* [Given task]:
Please copy every one of the entries below, reproducing each line without any change.

* [Listings of element regions]:

===============

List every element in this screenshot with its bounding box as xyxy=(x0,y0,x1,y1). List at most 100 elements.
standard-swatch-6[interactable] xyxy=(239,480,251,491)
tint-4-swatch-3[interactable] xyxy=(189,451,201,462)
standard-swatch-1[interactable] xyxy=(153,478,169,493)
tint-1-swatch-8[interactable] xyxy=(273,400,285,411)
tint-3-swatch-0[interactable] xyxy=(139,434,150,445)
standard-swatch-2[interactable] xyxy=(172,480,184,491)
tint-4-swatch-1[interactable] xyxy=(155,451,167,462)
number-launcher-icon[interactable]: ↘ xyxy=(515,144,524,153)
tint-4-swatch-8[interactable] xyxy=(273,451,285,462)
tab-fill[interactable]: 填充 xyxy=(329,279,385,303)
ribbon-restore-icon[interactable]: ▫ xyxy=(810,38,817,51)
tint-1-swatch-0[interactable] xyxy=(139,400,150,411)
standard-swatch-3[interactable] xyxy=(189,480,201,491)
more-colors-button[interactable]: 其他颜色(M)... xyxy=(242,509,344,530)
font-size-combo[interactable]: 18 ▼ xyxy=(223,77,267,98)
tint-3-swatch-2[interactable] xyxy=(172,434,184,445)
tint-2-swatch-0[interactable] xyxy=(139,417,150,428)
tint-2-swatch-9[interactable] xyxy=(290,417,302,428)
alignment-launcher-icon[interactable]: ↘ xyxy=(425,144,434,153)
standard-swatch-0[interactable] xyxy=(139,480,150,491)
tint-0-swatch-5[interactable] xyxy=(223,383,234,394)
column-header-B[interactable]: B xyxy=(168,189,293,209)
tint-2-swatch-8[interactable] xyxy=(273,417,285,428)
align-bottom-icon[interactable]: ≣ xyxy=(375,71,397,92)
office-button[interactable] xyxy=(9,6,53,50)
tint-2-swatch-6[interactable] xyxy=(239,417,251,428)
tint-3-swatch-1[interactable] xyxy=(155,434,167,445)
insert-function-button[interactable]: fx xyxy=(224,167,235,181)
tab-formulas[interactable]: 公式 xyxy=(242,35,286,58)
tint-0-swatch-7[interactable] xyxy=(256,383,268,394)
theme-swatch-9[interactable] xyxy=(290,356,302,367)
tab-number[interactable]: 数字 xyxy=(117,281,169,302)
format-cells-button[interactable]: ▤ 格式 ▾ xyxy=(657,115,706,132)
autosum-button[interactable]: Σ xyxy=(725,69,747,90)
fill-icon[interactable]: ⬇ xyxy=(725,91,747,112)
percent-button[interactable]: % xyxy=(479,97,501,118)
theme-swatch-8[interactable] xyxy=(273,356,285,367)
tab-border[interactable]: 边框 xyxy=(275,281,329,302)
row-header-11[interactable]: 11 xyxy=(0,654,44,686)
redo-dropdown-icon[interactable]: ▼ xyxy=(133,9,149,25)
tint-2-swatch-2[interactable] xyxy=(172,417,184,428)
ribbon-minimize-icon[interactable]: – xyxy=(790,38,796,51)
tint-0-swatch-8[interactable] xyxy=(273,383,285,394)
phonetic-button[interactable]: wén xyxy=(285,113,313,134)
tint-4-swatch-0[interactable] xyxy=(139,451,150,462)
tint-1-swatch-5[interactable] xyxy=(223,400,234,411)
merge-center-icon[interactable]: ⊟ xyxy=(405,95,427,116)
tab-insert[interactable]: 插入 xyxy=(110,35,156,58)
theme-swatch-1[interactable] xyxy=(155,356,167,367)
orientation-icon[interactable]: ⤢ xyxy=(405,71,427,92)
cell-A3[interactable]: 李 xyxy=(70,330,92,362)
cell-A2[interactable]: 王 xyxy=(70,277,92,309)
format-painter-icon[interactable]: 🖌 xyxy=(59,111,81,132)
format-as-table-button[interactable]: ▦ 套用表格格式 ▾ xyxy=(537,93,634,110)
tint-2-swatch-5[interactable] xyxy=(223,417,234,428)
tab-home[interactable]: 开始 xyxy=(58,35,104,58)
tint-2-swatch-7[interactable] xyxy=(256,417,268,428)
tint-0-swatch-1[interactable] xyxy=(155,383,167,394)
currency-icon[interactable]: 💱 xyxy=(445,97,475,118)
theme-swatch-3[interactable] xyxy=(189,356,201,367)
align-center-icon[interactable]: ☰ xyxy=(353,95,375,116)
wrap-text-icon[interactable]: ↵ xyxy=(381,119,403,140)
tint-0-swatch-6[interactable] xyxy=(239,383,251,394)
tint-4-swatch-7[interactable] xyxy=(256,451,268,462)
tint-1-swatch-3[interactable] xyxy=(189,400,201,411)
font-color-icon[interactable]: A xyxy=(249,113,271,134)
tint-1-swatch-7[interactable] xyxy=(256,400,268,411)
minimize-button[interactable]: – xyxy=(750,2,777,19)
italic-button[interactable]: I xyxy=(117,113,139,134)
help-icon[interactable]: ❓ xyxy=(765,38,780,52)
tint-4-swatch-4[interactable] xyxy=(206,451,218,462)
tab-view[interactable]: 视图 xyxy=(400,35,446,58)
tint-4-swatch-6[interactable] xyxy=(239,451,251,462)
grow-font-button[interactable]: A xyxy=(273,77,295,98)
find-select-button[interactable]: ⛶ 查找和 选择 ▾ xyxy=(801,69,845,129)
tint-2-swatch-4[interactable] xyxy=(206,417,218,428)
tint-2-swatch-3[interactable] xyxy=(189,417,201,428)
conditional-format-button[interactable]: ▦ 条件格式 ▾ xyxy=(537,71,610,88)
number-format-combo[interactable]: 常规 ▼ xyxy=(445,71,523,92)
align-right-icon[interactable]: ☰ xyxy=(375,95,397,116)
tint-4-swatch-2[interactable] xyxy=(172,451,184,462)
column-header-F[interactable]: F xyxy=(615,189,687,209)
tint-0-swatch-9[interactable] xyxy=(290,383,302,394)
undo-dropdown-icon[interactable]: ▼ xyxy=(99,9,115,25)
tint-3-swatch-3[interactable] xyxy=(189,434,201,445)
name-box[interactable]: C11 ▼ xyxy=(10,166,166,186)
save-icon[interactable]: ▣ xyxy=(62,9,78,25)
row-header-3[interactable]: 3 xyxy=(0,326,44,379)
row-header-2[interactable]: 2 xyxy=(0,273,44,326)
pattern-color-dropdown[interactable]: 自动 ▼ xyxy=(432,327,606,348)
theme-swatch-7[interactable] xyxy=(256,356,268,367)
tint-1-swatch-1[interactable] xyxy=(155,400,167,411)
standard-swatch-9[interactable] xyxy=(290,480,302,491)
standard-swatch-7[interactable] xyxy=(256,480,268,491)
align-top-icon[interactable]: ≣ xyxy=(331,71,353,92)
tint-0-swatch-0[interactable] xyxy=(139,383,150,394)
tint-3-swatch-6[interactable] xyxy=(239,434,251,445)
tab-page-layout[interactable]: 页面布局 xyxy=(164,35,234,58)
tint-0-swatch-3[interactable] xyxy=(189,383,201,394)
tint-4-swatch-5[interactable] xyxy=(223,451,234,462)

===============

* [Answer to the problem]:
List every element in this screenshot with its bounding box as xyxy=(x0,y0,x1,y1). List at most 100 elements.
standard-swatch-6[interactable] xyxy=(239,480,251,491)
tint-4-swatch-3[interactable] xyxy=(189,451,201,462)
standard-swatch-1[interactable] xyxy=(153,478,169,493)
tint-1-swatch-8[interactable] xyxy=(273,400,285,411)
tint-3-swatch-0[interactable] xyxy=(139,434,150,445)
standard-swatch-2[interactable] xyxy=(172,480,184,491)
tint-4-swatch-1[interactable] xyxy=(155,451,167,462)
number-launcher-icon[interactable]: ↘ xyxy=(515,144,524,153)
tint-4-swatch-8[interactable] xyxy=(273,451,285,462)
tab-fill[interactable]: 填充 xyxy=(329,279,385,303)
ribbon-restore-icon[interactable]: ▫ xyxy=(810,38,817,51)
tint-1-swatch-0[interactable] xyxy=(139,400,150,411)
standard-swatch-3[interactable] xyxy=(189,480,201,491)
more-colors-button[interactable]: 其他颜色(M)... xyxy=(242,509,344,530)
font-size-combo[interactable]: 18 ▼ xyxy=(223,77,267,98)
tint-3-swatch-2[interactable] xyxy=(172,434,184,445)
tint-2-swatch-0[interactable] xyxy=(139,417,150,428)
tint-2-swatch-9[interactable] xyxy=(290,417,302,428)
alignment-launcher-icon[interactable]: ↘ xyxy=(425,144,434,153)
standard-swatch-0[interactable] xyxy=(139,480,150,491)
tint-0-swatch-5[interactable] xyxy=(223,383,234,394)
column-header-B[interactable]: B xyxy=(168,189,293,209)
tint-2-swatch-8[interactable] xyxy=(273,417,285,428)
align-bottom-icon[interactable]: ≣ xyxy=(375,71,397,92)
office-button[interactable] xyxy=(9,6,53,50)
tint-2-swatch-6[interactable] xyxy=(239,417,251,428)
tint-3-swatch-1[interactable] xyxy=(155,434,167,445)
insert-function-button[interactable]: fx xyxy=(224,167,235,181)
tab-formulas[interactable]: 公式 xyxy=(242,35,286,58)
tint-0-swatch-7[interactable] xyxy=(256,383,268,394)
theme-swatch-9[interactable] xyxy=(290,356,302,367)
tab-number[interactable]: 数字 xyxy=(117,281,169,302)
format-cells-button[interactable]: ▤ 格式 ▾ xyxy=(657,115,706,132)
autosum-button[interactable]: Σ xyxy=(725,69,747,90)
fill-icon[interactable]: ⬇ xyxy=(725,91,747,112)
percent-button[interactable]: % xyxy=(479,97,501,118)
theme-swatch-8[interactable] xyxy=(273,356,285,367)
tab-border[interactable]: 边框 xyxy=(275,281,329,302)
row-header-11[interactable]: 11 xyxy=(0,654,44,686)
redo-dropdown-icon[interactable]: ▼ xyxy=(133,9,149,25)
tint-2-swatch-2[interactable] xyxy=(172,417,184,428)
ribbon-minimize-icon[interactable]: – xyxy=(790,38,796,51)
tint-0-swatch-8[interactable] xyxy=(273,383,285,394)
phonetic-button[interactable]: wén xyxy=(285,113,313,134)
tint-4-swatch-0[interactable] xyxy=(139,451,150,462)
tint-1-swatch-5[interactable] xyxy=(223,400,234,411)
merge-center-icon[interactable]: ⊟ xyxy=(405,95,427,116)
tab-insert[interactable]: 插入 xyxy=(110,35,156,58)
theme-swatch-1[interactable] xyxy=(155,356,167,367)
orientation-icon[interactable]: ⤢ xyxy=(405,71,427,92)
cell-A3[interactable]: 李 xyxy=(70,330,92,362)
cell-A2[interactable]: 王 xyxy=(70,277,92,309)
format-painter-icon[interactable]: 🖌 xyxy=(59,111,81,132)
format-as-table-button[interactable]: ▦ 套用表格格式 ▾ xyxy=(537,93,634,110)
tint-2-swatch-5[interactable] xyxy=(223,417,234,428)
tab-home[interactable]: 开始 xyxy=(58,35,104,58)
tint-2-swatch-7[interactable] xyxy=(256,417,268,428)
tint-0-swatch-1[interactable] xyxy=(155,383,167,394)
currency-icon[interactable]: 💱 xyxy=(445,97,475,118)
theme-swatch-3[interactable] xyxy=(189,356,201,367)
align-center-icon[interactable]: ☰ xyxy=(353,95,375,116)
wrap-text-icon[interactable]: ↵ xyxy=(381,119,403,140)
tint-0-swatch-6[interactable] xyxy=(239,383,251,394)
tint-4-swatch-7[interactable] xyxy=(256,451,268,462)
tint-1-swatch-3[interactable] xyxy=(189,400,201,411)
font-color-icon[interactable]: A xyxy=(249,113,271,134)
tint-1-swatch-7[interactable] xyxy=(256,400,268,411)
minimize-button[interactable]: – xyxy=(750,2,777,19)
italic-button[interactable]: I xyxy=(117,113,139,134)
help-icon[interactable]: ❓ xyxy=(765,38,780,52)
tint-4-swatch-4[interactable] xyxy=(206,451,218,462)
tab-view[interactable]: 视图 xyxy=(400,35,446,58)
tint-4-swatch-6[interactable] xyxy=(239,451,251,462)
grow-font-button[interactable]: A xyxy=(273,77,295,98)
find-select-button[interactable]: ⛶ 查找和 选择 ▾ xyxy=(801,69,845,129)
tint-2-swatch-4[interactable] xyxy=(206,417,218,428)
tint-2-swatch-3[interactable] xyxy=(189,417,201,428)
conditional-format-button[interactable]: ▦ 条件格式 ▾ xyxy=(537,71,610,88)
number-format-combo[interactable]: 常规 ▼ xyxy=(445,71,523,92)
align-right-icon[interactable]: ☰ xyxy=(375,95,397,116)
tint-4-swatch-2[interactable] xyxy=(172,451,184,462)
column-header-F[interactable]: F xyxy=(615,189,687,209)
tint-0-swatch-9[interactable] xyxy=(290,383,302,394)
undo-dropdown-icon[interactable]: ▼ xyxy=(99,9,115,25)
tint-3-swatch-3[interactable] xyxy=(189,434,201,445)
name-box[interactable]: C11 ▼ xyxy=(10,166,166,186)
save-icon[interactable]: ▣ xyxy=(62,9,78,25)
row-header-3[interactable]: 3 xyxy=(0,326,44,379)
row-header-2[interactable]: 2 xyxy=(0,273,44,326)
pattern-color-dropdown[interactable]: 自动 ▼ xyxy=(432,327,606,348)
theme-swatch-7[interactable] xyxy=(256,356,268,367)
tint-1-swatch-1[interactable] xyxy=(155,400,167,411)
standard-swatch-9[interactable] xyxy=(290,480,302,491)
standard-swatch-7[interactable] xyxy=(256,480,268,491)
align-top-icon[interactable]: ≣ xyxy=(331,71,353,92)
tint-0-swatch-0[interactable] xyxy=(139,383,150,394)
tint-3-swatch-6[interactable] xyxy=(239,434,251,445)
tab-page-layout[interactable]: 页面布局 xyxy=(164,35,234,58)
tint-0-swatch-3[interactable] xyxy=(189,383,201,394)
tint-4-swatch-5[interactable] xyxy=(223,451,234,462)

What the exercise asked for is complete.